▸ PROBLEM STATEMENT
Give every line below again, exactly.

▸ MATERIAL PROVIDED

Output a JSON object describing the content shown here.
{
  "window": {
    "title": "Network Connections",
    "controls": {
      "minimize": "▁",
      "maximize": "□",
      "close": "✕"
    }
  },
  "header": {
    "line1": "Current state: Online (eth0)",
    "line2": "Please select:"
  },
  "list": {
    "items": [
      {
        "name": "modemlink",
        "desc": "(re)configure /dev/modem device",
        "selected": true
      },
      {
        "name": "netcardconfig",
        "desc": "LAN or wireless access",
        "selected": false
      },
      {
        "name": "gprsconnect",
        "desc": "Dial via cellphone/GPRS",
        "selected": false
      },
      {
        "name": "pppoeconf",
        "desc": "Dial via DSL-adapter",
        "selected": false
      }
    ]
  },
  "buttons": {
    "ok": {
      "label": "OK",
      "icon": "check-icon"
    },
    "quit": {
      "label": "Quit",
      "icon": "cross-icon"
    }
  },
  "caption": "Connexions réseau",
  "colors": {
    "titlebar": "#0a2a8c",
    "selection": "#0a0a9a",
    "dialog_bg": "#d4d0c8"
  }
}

▸ RESPONSE TO THE TASK
Output a JSON object describing the content shown here.
{
  "window": {
    "title": "Network Connections",
    "controls": {
      "minimize": "▁",
      "maximize": "□",
      "close": "✕"
    }
  },
  "header": {
    "line1": "Current state: Online (eth0)",
    "line2": "Please select:"
  },
  "list": {
    "items": [
      {
        "name": "modemlink",
        "desc": "(re)configure /dev/modem device",
        "selected": true
      },
      {
        "name": "netcardconfig",
        "desc": "LAN or wireless access",
        "selected": false
      },
      {
        "name": "gprsconnect",
        "desc": "Dial via cellphone/GPRS",
        "selected": false
      },
      {
        "name": "pppoeconf",
        "desc": "Dial via DSL-adapter",
        "selected": false
      }
    ]
  },
  "buttons": {
    "ok": {
      "label": "OK",
      "icon": "check-icon"
    },
    "quit": {
      "label": "Quit",
      "icon": "cross-icon"
    }
  },
  "caption": "Connexions réseau",
  "colors": {
    "titlebar": "#0a2a8c",
    "selection": "#0a0a9a",
    "dialog_bg": "#d4d0c8"
  }
}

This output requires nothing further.